** Begin **

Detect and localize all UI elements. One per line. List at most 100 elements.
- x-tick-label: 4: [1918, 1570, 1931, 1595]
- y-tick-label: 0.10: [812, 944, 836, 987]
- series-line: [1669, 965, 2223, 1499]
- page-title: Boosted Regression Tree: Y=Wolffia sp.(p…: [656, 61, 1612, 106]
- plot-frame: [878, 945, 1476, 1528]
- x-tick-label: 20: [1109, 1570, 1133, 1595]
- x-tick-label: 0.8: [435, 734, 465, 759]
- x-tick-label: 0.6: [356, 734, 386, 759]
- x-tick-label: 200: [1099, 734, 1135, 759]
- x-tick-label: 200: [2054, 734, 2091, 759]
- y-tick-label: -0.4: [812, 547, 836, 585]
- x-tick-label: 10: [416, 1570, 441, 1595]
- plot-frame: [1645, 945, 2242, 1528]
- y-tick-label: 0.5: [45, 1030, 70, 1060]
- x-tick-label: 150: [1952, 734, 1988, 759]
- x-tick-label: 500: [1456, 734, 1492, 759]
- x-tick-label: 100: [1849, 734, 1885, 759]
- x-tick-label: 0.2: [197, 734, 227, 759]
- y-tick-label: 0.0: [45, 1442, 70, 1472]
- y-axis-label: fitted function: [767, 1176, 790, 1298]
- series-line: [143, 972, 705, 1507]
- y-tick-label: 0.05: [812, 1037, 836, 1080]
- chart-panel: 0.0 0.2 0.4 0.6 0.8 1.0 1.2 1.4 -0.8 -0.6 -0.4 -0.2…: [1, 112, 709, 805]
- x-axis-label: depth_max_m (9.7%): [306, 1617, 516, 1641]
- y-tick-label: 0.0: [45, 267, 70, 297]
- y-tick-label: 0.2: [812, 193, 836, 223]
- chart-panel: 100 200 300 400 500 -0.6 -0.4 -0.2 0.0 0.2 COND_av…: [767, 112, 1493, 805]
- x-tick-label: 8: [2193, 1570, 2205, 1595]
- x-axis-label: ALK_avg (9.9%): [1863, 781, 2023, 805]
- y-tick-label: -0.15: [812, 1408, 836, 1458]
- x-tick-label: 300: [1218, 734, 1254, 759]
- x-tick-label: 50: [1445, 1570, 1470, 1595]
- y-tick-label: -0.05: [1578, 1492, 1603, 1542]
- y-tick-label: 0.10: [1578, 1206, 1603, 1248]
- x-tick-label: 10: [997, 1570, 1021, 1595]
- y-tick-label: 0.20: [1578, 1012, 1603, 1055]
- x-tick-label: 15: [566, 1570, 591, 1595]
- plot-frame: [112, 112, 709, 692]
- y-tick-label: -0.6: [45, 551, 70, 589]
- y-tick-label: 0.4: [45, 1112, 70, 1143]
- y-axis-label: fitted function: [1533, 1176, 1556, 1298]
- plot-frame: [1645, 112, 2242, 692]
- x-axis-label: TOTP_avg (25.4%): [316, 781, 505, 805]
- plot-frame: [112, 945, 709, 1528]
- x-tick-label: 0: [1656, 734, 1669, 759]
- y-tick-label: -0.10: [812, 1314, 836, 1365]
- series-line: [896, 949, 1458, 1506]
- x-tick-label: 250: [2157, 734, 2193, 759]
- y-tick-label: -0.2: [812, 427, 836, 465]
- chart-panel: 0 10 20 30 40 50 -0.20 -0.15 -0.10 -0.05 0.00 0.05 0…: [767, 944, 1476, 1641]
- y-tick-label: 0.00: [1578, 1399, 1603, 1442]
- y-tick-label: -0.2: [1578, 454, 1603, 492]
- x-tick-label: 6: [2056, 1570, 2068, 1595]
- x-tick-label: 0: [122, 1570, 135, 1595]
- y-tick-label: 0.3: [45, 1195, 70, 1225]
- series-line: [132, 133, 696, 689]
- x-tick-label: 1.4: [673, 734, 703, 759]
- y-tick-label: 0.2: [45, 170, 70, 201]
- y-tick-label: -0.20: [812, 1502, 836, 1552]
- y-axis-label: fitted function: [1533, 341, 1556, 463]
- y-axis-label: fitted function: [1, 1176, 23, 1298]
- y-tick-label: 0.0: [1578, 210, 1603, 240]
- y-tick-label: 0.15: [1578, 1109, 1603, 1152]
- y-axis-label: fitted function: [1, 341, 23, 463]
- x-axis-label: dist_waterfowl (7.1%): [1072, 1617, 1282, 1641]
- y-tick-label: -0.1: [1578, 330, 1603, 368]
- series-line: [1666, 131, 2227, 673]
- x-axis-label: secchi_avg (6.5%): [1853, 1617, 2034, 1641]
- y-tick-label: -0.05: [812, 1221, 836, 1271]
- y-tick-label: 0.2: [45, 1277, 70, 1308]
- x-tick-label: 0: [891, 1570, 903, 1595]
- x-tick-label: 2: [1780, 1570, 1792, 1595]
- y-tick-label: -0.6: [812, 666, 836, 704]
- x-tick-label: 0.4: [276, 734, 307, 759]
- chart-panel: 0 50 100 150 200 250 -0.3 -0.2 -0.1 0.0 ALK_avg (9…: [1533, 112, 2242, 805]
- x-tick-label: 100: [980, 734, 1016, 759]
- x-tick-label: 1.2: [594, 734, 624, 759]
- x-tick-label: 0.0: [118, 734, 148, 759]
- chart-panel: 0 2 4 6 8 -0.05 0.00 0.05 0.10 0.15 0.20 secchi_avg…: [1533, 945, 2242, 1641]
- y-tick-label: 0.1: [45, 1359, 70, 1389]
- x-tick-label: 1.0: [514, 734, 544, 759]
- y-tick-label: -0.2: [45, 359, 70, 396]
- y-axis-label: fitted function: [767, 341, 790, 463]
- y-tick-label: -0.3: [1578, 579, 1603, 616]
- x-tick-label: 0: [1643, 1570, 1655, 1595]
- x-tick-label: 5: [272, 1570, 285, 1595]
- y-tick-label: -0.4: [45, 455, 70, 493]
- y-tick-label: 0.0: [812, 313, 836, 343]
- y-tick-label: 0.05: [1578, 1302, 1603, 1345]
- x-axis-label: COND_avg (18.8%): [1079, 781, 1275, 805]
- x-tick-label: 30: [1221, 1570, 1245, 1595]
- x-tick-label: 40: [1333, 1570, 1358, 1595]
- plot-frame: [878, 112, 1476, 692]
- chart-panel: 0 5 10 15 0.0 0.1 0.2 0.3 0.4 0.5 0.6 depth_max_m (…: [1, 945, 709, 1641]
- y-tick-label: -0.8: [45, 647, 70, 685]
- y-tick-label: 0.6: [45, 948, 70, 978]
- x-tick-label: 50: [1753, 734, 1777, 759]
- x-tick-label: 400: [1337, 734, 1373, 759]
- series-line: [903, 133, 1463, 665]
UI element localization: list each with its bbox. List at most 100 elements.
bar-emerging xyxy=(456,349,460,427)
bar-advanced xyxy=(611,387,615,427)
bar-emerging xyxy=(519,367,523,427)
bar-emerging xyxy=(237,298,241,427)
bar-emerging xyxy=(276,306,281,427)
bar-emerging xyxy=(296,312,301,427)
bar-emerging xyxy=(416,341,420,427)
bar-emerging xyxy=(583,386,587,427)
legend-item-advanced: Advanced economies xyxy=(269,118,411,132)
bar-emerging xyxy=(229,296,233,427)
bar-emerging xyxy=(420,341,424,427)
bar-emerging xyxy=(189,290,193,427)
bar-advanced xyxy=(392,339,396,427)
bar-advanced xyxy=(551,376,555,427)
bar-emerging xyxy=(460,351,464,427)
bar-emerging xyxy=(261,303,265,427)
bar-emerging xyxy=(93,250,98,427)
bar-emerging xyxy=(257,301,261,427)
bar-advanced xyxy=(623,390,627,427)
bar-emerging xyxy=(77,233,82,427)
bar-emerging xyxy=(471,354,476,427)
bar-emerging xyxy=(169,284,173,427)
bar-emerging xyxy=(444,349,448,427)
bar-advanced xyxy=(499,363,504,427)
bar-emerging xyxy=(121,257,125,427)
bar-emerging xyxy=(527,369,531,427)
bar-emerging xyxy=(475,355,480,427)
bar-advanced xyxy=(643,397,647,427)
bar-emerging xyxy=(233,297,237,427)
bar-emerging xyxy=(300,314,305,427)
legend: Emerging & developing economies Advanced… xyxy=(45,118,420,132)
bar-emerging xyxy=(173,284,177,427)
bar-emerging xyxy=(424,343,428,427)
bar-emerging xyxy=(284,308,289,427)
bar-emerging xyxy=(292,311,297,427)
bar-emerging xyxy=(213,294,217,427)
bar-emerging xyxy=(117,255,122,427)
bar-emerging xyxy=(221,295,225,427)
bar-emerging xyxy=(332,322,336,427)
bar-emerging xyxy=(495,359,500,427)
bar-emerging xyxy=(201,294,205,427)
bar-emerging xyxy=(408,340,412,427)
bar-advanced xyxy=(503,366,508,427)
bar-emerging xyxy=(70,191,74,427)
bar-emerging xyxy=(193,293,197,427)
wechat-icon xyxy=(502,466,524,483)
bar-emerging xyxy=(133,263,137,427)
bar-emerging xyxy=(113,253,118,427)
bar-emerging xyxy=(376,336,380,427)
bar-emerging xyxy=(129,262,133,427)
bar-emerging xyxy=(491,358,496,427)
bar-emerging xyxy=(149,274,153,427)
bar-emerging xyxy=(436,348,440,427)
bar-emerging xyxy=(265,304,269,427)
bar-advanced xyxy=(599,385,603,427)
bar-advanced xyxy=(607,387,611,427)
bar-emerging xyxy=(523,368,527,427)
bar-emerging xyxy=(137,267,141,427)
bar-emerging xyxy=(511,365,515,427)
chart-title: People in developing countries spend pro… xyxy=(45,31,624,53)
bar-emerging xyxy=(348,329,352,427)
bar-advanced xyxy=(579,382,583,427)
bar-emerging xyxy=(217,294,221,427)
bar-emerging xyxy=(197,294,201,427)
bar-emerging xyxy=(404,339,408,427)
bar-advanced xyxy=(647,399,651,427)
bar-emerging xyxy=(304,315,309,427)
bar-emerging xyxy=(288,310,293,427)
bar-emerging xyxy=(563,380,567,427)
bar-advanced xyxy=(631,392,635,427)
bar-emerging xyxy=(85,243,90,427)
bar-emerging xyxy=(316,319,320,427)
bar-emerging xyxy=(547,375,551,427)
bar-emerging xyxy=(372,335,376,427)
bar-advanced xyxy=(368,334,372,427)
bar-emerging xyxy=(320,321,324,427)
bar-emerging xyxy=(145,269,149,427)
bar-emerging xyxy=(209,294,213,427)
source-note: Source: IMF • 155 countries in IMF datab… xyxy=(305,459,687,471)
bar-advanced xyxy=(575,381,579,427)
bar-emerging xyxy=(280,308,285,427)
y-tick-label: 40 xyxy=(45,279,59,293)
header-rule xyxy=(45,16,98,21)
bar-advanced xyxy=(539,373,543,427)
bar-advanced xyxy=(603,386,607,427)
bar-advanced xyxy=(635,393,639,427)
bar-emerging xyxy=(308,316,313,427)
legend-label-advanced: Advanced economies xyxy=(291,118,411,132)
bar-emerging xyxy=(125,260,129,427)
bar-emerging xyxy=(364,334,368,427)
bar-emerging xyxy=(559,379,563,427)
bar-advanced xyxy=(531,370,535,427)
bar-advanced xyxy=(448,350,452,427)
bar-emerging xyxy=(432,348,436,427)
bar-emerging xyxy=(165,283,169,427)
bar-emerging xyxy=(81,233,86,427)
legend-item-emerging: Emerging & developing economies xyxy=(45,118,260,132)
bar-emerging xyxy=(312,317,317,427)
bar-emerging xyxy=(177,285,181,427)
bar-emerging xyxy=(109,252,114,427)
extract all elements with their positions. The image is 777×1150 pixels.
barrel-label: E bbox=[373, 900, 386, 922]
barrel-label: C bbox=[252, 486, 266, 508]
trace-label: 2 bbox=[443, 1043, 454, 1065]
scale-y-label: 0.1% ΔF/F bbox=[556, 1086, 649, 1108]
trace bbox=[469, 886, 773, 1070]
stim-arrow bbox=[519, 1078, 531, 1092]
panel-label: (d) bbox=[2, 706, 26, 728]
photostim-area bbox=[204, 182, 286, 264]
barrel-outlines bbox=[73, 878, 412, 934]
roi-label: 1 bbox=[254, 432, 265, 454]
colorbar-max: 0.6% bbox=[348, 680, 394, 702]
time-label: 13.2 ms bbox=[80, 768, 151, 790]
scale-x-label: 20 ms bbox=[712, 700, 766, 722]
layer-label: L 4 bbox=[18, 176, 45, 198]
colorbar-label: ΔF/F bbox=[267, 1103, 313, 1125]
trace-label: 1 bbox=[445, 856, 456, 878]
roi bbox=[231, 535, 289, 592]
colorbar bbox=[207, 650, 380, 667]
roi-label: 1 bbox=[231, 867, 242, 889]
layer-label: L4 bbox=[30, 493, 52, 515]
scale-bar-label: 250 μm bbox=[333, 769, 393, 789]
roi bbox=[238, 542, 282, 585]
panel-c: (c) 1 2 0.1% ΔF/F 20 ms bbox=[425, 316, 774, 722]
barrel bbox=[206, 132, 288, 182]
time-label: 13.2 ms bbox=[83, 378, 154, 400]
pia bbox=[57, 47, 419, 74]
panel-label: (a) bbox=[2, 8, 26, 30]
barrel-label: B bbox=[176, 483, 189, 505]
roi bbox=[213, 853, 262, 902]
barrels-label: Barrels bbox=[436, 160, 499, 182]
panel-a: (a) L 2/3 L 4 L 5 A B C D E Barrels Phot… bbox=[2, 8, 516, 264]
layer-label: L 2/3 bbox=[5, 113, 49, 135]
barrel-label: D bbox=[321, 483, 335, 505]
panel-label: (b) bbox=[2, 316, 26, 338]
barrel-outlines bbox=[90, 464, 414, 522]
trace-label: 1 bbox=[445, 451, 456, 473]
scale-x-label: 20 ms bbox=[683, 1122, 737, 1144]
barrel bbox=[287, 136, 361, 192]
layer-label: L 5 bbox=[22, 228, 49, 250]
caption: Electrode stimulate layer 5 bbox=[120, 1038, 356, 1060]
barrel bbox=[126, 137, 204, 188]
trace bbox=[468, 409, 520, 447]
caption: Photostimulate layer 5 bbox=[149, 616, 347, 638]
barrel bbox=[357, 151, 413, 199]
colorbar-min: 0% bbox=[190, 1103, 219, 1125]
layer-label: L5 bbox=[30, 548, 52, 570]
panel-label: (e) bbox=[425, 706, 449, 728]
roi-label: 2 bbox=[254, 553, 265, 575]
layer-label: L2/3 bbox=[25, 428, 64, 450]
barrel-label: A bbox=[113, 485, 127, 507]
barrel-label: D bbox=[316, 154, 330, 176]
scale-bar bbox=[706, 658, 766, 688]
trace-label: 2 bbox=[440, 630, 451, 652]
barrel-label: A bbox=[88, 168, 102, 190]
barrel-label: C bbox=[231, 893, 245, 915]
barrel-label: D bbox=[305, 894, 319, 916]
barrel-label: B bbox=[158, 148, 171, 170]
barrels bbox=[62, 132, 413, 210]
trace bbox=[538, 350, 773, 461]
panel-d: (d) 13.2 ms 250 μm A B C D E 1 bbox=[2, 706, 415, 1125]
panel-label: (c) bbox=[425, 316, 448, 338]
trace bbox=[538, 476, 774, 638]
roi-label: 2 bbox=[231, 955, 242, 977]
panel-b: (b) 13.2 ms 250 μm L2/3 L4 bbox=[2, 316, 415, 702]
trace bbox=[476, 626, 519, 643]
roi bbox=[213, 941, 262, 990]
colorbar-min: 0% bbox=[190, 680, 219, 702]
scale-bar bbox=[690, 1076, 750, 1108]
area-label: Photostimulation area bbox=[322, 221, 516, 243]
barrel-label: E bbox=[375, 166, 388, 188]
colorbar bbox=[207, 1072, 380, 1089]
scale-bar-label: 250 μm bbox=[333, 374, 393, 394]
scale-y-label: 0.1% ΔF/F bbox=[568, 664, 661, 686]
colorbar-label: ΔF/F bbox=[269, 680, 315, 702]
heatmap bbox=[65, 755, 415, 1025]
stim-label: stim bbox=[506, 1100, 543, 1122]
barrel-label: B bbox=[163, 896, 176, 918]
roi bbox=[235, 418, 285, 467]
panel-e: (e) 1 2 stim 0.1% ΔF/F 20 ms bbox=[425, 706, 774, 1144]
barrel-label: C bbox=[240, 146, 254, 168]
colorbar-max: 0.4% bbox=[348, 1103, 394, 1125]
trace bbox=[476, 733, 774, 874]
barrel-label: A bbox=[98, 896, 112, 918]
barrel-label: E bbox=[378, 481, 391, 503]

** End **

◆ AIM:
Convert the stretch of the listing above from its first line through the line containing "- x-tick-label: 20: [1109, 1570, 1133, 1595]" into a Markdown table. Use the columns No. and Text, giving each line its row number and leaving out blank lines.

◆ THE RESULT:
| No. | Text |
|---|---|
| 1 | Detect and localize all UI elements. One per line. List at most 100 elements. |
| 2 | - x-tick-label: 4: [1918, 1570, 1931, 1595] |
| 3 | - y-tick-label: 0.10: [812, 944, 836, 987] |
| 4 | - series-line: [1669, 965, 2223, 1499] |
| 5 | - page-title: Boosted Regression Tree: Y=Wolffia sp.(p…: [656, 61, 1612, 106] |
| 6 | - plot-frame: [878, 945, 1476, 1528] |
| 7 | - x-tick-label: 20: [1109, 1570, 1133, 1595] |